Prompt: Below are records to transcribe exactly, without their pictures.

Material:
------------------------------------------------------------

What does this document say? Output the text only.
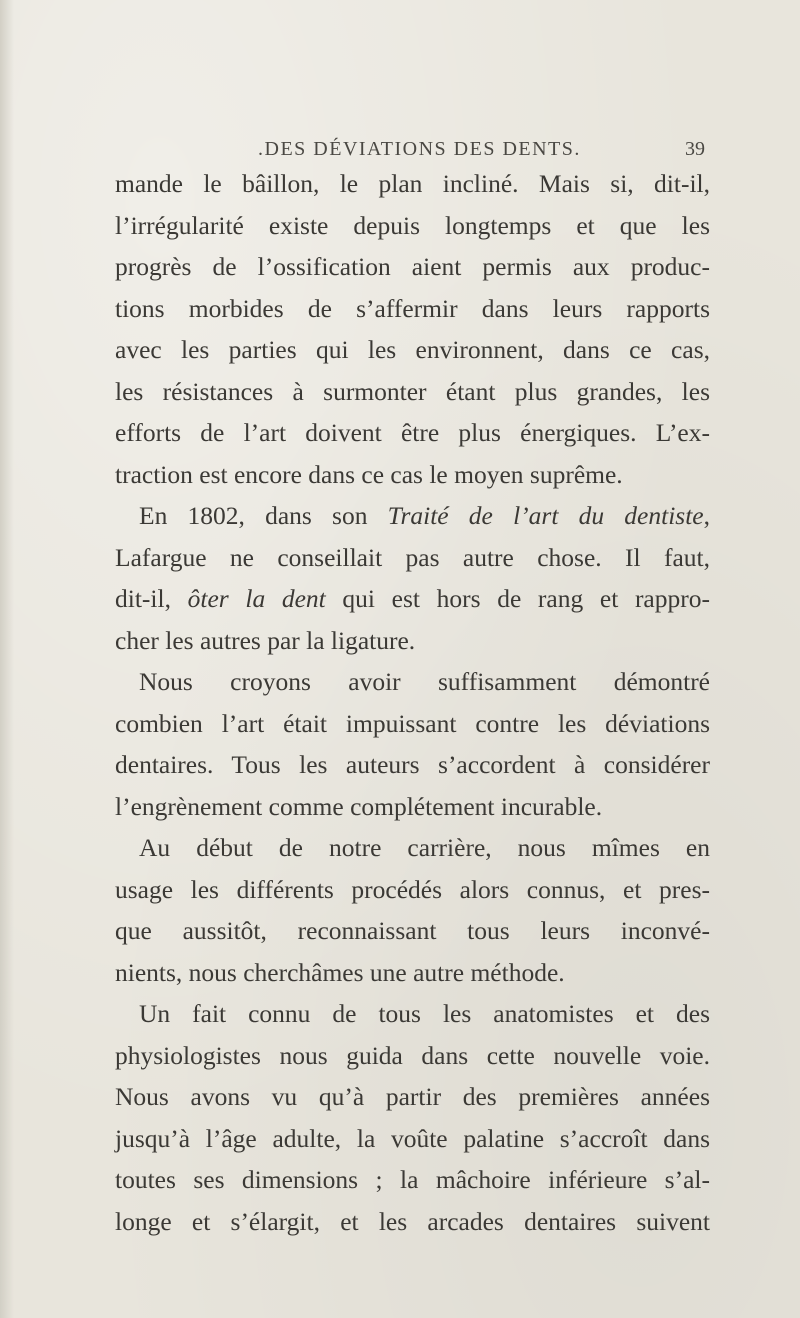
.DES DÉVIATIONS DES DENTS.	39
mande le bâillon, le plan incliné. Mais si, dit-il,
l’irrégularité existe depuis longtemps et que les
progrès de l’ossification aient permis aux produc-
tions morbides de s’affermir dans leurs rapports
avec les parties qui les environnent, dans ce cas,
les résistances à surmonter étant plus grandes, les
efforts de l’art doivent être plus énergiques. L’ex-
traction est encore dans ce cas le moyen suprême.
En 1802, dans son Traité de l’art du dentiste,
Lafargue ne conseillait pas autre chose. Il faut,
dit-il, ôter la dent qui est hors de rang et rappro-
cher les autres par la ligature.
Nous croyons avoir suffisamment démontré
combien l’art était impuissant contre les déviations
dentaires. Tous les auteurs s’accordent à considérer
l’engrènement comme complétement incurable.
Au début de notre carrière, nous mîmes en
usage les différents procédés alors connus, et pres-
que aussitôt, reconnaissant tous leurs inconvé-
nients, nous cherchâmes une autre méthode.
Un fait connu de tous les anatomistes et des
physiologistes nous guida dans cette nouvelle voie.
Nous avons vu qu’à partir des premières années
jusqu’à l’âge adulte, la voûte palatine s’accroît dans
toutes ses dimensions ; la mâchoire inférieure s’al-
longe et s’élargit, et les arcades dentaires suivent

------------------------------------------------------------

The solution:
What does this document say? Output the text only.
.DES DÉVIATIONS DES DENTS.	39
mande le bâillon, le plan incliné. Mais si, dit-il,
l’irrégularité existe depuis longtemps et que les
progrès de l’ossification aient permis aux produc-
tions morbides de s’affermir dans leurs rapports
avec les parties qui les environnent, dans ce cas,
les résistances à surmonter étant plus grandes, les
efforts de l’art doivent être plus énergiques. L’ex-
traction est encore dans ce cas le moyen suprême.
En 1802, dans son Traité de l’art du dentiste,
Lafargue ne conseillait pas autre chose. Il faut,
dit-il, ôter la dent qui est hors de rang et rappro-
cher les autres par la ligature.
Nous croyons avoir suffisamment démontré
combien l’art était impuissant contre les déviations
dentaires. Tous les auteurs s’accordent à considérer
l’engrènement comme complétement incurable.
Au début de notre carrière, nous mîmes en
usage les différents procédés alors connus, et pres-
que aussitôt, reconnaissant tous leurs inconvé-
nients, nous cherchâmes une autre méthode.
Un fait connu de tous les anatomistes et des
physiologistes nous guida dans cette nouvelle voie.
Nous avons vu qu’à partir des premières années
jusqu’à l’âge adulte, la voûte palatine s’accroît dans
toutes ses dimensions ; la mâchoire inférieure s’al-
longe et s’élargit, et les arcades dentaires suivent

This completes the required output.